Which lines contain the string "este"? Please list every one of them.

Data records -
———
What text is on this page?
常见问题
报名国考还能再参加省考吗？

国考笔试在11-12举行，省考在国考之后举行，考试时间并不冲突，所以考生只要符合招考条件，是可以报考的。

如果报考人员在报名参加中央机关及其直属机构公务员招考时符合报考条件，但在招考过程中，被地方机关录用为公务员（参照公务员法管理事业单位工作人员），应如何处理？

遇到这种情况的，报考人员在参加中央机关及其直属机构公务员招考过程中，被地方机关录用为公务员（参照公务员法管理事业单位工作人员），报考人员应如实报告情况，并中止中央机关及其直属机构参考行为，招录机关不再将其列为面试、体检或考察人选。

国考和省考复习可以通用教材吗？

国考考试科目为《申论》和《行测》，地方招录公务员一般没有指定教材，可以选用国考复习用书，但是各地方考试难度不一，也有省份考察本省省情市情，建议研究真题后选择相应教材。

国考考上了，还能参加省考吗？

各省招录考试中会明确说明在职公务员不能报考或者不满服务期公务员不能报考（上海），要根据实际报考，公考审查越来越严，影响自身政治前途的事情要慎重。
———
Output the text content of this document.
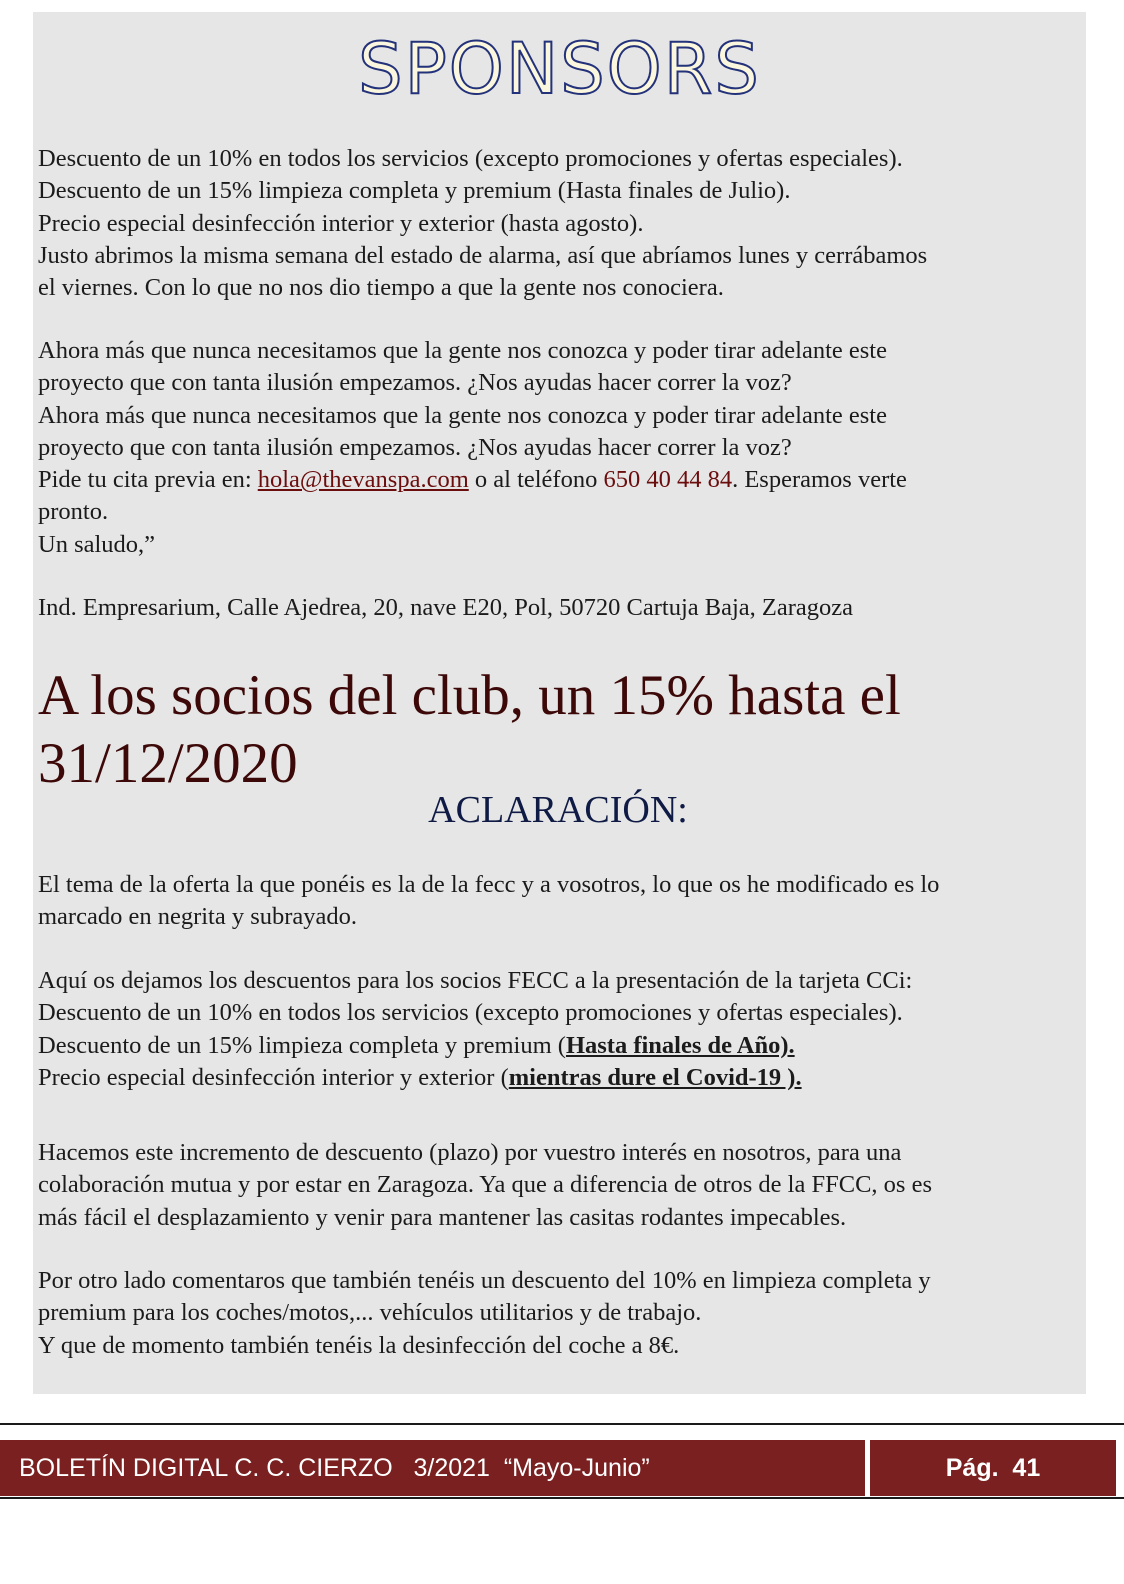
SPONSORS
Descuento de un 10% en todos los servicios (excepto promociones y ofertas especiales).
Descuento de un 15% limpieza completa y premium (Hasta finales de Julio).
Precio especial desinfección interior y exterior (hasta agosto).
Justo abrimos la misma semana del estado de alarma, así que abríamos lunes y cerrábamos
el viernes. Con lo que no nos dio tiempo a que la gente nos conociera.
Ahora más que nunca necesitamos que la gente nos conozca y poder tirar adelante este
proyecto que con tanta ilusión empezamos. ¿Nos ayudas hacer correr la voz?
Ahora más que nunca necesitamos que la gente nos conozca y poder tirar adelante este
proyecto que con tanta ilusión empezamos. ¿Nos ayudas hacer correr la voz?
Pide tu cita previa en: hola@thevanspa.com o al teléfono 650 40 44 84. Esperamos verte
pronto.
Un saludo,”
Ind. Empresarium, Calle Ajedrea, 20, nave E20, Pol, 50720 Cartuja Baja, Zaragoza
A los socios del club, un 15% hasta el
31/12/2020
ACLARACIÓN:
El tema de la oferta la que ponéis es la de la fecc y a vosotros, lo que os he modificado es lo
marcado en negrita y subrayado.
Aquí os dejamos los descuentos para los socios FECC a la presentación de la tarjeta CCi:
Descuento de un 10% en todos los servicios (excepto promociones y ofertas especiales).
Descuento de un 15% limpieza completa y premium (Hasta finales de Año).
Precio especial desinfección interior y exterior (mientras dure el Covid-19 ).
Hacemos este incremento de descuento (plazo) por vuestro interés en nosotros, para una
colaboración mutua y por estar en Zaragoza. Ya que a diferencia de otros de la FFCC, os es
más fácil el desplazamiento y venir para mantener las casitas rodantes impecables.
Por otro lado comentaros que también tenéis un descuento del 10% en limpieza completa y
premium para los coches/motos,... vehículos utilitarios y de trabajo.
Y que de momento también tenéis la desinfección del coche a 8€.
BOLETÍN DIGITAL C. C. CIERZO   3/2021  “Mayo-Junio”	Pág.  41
———
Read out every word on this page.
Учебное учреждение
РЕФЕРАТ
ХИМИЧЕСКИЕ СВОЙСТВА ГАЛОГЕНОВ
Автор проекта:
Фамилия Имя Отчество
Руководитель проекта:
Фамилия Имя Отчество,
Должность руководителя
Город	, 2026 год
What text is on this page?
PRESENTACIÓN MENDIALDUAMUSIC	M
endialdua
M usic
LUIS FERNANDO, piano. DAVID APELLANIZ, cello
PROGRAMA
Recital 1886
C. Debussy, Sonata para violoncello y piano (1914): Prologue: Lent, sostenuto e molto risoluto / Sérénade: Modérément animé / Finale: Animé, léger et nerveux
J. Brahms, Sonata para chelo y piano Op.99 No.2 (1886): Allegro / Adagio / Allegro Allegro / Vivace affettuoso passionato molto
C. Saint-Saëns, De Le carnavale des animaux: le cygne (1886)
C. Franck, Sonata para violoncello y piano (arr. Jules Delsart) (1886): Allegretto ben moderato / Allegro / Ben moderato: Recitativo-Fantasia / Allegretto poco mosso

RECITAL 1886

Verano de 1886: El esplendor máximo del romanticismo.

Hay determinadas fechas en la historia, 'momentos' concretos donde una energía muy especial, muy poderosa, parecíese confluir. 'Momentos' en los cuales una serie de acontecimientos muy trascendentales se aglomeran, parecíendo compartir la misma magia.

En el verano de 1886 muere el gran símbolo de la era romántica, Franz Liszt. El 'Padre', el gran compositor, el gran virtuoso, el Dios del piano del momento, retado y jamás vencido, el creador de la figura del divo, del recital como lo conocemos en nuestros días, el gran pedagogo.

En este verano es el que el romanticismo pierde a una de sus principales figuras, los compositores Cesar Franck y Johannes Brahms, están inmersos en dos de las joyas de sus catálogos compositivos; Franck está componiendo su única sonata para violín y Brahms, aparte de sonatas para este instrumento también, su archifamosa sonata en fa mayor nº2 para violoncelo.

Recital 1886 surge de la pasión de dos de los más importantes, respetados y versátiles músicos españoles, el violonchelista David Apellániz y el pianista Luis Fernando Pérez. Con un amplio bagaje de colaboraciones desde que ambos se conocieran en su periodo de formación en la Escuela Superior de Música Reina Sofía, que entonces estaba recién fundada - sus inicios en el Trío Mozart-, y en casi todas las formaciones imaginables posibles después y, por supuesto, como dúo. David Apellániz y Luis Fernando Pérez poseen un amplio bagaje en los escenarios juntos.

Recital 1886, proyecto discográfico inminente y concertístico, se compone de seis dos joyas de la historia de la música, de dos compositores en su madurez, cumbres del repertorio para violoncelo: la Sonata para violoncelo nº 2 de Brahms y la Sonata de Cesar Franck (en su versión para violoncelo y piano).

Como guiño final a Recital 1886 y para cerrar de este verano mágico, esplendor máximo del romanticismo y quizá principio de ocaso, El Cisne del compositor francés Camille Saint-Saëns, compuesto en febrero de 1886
———
Task response -
Ahora más que nunca necesitamos que la gente nos conozca y poder tirar adelante este
Ahora más que nunca necesitamos que la gente nos conozca y poder tirar adelante este
Hacemos este incremento de descuento (plazo) por vuestro interés en nosotros, para una
En este verano es el que el romanticismo pierde a una de sus principales figuras, los compositores Cesar Franck y Johannes Brahms, están inmersos en dos de las joyas de sus catálogos compositivos; Franck está componiendo su única sonata para violín y Brahms, aparte de sonatas para este instrumento también, su archifamosa sonata en fa mayor nº2 para violoncelo.
Como guiño final a Recital 1886 y para cerrar de este verano mágico, esplendor máximo del romanticismo y quizá principio de ocaso, El Cisne del compositor francés Camille Saint-Saëns, compuesto en febrero de 1886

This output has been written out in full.